• _DATA SECTION_:
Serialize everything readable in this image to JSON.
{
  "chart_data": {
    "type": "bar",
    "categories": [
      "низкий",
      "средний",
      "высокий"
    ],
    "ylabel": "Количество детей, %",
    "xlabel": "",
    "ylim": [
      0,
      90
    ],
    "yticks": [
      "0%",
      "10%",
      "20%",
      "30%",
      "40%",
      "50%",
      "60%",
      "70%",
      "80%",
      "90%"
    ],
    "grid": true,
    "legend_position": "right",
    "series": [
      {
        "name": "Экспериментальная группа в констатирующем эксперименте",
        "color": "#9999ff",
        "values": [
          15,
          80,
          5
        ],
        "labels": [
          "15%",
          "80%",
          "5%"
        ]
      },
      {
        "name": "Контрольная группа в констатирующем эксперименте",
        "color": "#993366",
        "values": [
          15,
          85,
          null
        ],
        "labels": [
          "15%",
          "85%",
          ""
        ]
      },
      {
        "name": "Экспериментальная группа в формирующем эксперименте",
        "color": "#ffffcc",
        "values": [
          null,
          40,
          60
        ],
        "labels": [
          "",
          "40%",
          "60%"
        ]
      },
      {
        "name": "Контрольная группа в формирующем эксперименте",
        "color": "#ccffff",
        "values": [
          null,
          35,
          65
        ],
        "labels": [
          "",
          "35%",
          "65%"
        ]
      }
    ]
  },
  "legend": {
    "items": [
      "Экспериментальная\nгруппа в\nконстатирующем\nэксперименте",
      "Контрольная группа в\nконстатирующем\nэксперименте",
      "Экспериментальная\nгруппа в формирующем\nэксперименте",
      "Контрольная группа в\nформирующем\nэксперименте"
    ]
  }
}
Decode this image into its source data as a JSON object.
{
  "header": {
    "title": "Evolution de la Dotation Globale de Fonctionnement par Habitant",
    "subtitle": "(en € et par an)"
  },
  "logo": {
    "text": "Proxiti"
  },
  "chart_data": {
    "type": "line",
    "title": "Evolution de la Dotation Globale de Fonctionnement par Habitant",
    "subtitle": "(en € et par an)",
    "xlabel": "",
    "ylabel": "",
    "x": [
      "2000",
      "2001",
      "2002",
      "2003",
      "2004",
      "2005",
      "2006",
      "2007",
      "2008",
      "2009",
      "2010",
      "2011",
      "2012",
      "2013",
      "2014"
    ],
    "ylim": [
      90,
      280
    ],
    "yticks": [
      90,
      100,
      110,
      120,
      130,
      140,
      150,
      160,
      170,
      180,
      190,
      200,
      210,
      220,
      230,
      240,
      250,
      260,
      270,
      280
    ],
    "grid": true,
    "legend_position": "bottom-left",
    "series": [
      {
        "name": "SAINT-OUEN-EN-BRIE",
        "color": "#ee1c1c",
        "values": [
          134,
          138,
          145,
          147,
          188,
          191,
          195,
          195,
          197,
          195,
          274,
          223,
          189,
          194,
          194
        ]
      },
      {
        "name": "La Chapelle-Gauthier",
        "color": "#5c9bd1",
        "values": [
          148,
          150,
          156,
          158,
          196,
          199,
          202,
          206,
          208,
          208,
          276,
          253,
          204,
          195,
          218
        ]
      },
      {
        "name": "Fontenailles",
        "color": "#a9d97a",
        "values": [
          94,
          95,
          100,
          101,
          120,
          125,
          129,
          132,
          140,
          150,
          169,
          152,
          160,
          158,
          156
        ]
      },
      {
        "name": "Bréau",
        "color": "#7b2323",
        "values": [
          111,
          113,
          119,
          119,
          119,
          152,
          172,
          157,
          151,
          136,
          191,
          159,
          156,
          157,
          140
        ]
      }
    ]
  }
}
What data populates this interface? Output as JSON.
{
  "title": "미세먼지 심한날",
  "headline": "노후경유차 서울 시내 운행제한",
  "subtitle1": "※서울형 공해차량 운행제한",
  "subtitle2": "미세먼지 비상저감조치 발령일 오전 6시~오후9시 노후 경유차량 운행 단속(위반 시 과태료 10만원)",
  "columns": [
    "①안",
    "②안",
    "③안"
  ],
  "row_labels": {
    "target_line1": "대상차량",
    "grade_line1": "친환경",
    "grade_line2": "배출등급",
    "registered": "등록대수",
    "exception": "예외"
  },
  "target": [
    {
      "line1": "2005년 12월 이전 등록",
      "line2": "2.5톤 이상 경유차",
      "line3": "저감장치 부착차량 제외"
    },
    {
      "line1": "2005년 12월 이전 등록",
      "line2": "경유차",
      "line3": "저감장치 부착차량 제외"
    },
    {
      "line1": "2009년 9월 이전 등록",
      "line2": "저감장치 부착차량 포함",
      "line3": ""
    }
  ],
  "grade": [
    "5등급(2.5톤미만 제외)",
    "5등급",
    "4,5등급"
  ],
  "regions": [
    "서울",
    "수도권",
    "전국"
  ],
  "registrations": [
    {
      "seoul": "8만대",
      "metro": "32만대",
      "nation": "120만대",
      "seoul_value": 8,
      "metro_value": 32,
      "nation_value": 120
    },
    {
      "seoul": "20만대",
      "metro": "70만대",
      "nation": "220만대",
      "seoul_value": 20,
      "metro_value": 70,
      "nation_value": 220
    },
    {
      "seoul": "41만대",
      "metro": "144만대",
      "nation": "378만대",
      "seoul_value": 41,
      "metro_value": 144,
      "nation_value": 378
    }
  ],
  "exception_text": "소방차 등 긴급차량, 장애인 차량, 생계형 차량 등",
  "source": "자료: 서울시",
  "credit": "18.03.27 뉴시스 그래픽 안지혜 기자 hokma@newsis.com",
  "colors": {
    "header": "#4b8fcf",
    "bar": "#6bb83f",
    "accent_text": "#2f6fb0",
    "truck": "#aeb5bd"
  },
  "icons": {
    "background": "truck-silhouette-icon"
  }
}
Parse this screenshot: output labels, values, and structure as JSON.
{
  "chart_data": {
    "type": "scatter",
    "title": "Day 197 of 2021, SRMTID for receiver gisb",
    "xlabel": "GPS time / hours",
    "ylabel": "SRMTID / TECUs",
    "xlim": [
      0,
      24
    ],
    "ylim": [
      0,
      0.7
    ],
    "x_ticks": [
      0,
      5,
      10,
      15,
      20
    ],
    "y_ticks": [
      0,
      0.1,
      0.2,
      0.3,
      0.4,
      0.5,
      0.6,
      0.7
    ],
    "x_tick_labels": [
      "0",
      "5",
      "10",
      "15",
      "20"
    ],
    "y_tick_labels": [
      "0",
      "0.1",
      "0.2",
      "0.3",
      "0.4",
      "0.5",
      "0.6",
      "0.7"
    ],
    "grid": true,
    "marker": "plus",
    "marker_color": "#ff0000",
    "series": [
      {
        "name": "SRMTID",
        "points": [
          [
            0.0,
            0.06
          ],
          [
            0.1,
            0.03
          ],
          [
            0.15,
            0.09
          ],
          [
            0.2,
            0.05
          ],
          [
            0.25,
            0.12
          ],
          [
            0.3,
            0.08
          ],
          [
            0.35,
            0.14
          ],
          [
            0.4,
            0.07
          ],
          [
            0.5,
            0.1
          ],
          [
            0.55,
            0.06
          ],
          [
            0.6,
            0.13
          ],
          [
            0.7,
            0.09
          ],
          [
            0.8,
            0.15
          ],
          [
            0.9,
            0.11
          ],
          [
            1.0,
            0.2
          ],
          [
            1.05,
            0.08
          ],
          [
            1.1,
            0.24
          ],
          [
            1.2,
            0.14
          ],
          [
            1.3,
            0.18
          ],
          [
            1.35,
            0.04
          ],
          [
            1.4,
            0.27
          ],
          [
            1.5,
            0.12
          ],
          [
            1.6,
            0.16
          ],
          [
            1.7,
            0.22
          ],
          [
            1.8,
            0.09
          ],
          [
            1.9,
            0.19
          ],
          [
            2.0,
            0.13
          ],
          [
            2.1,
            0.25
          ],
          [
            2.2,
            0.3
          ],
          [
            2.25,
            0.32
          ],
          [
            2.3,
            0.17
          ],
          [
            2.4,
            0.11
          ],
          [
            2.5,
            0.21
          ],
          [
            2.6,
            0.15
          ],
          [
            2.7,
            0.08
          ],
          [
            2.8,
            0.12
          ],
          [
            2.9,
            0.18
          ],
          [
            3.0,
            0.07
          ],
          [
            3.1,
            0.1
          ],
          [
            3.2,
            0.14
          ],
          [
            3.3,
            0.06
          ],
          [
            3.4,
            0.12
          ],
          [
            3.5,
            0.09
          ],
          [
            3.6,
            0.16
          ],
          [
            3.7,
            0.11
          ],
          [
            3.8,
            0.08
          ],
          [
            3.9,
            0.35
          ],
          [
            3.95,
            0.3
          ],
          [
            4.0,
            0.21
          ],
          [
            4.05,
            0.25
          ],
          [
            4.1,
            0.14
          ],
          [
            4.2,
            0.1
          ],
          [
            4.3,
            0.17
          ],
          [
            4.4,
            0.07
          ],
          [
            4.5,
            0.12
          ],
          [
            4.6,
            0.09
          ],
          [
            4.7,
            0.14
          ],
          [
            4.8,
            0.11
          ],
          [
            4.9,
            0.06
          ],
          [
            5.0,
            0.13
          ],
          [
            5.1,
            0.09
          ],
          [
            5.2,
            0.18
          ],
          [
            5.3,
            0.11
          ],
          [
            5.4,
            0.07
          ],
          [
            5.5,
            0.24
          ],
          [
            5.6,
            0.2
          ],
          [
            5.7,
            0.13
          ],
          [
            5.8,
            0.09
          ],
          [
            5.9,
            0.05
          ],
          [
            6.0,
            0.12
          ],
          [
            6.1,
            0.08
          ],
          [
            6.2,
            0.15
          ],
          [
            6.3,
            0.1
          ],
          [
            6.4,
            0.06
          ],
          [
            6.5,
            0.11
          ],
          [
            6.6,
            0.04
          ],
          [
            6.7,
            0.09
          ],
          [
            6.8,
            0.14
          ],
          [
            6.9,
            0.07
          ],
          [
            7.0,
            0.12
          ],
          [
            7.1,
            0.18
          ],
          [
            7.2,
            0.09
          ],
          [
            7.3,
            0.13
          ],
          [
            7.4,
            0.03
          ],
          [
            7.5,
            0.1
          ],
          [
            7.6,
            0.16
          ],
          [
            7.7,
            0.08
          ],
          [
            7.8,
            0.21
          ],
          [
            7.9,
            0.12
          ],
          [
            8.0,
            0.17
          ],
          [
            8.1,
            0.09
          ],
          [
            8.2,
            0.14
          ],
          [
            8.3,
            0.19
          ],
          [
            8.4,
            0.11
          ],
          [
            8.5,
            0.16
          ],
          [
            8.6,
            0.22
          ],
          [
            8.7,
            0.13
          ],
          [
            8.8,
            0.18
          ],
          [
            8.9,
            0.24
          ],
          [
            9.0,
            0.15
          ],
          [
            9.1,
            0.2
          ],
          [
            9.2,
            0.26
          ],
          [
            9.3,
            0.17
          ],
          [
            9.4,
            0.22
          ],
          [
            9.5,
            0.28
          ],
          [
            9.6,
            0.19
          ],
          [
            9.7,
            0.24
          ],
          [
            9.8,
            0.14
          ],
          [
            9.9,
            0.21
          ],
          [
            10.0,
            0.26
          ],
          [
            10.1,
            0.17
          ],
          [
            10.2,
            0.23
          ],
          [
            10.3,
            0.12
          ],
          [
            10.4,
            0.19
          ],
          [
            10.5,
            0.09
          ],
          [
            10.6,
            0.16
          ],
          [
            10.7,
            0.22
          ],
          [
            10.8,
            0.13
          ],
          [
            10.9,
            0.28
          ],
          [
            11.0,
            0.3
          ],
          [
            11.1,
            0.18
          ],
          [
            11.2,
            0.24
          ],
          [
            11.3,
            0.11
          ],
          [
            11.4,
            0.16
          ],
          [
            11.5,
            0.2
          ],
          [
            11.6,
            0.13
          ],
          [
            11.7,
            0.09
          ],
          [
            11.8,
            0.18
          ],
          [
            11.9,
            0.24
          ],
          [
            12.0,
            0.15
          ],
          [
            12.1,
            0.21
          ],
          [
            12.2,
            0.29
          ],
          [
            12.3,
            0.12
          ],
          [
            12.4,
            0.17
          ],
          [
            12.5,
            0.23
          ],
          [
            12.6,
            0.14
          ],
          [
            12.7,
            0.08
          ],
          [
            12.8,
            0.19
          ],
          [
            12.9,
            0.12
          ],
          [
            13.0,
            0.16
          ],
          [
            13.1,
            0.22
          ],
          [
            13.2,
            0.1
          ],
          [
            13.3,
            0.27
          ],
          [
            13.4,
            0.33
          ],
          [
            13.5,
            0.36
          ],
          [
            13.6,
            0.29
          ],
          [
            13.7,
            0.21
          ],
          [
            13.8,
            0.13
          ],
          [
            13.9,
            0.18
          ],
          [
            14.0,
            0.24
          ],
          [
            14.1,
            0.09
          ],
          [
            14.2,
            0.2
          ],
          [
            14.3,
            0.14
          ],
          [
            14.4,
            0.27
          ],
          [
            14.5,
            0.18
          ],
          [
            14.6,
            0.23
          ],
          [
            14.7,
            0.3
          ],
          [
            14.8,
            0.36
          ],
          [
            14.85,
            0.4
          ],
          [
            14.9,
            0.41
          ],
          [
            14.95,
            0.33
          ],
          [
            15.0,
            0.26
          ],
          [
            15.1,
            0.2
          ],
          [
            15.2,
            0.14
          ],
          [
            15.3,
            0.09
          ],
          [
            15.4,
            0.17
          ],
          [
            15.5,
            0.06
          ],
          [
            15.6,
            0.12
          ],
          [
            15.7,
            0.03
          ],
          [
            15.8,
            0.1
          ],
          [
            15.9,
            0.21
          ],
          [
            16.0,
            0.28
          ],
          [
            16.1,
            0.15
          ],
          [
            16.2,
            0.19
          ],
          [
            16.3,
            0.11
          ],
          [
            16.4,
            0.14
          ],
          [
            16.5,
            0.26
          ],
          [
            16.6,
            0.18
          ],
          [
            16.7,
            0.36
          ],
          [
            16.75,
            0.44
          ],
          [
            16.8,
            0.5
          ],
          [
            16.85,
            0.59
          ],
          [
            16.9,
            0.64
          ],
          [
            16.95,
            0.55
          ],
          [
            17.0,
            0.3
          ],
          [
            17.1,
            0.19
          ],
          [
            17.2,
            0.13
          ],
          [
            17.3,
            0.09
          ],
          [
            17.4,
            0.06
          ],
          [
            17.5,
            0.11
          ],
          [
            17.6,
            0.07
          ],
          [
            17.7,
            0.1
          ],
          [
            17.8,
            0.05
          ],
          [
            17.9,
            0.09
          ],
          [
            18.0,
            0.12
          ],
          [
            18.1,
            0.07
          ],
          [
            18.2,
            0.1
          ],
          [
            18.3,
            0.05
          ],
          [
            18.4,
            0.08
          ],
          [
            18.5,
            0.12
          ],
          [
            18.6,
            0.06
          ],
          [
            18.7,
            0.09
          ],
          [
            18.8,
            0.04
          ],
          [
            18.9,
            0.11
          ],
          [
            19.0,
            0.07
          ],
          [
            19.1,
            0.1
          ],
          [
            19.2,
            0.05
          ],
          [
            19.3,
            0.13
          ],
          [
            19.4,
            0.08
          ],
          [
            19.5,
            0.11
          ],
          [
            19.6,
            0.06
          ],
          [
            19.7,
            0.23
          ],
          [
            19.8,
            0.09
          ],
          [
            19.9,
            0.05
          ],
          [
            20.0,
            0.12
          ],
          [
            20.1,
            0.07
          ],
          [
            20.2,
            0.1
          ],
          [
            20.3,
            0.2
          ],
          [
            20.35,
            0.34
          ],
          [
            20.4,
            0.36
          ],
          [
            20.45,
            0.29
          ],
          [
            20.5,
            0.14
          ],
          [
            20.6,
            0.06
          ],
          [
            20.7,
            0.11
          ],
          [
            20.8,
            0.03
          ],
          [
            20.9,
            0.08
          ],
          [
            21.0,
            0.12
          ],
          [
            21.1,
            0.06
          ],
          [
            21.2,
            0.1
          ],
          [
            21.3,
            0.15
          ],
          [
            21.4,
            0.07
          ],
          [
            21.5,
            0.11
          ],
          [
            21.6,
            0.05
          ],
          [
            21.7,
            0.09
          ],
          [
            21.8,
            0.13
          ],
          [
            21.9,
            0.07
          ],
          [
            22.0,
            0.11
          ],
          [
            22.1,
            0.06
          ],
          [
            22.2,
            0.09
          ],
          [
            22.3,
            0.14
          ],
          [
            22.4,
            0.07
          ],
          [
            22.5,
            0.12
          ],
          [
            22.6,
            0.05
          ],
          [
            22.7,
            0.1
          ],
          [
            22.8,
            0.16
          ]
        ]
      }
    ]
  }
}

• _TO DO_:
Reply with one number: the count of lines in the entries that include the word "SRMTID".

• _THE COMPLETED TASK_:
3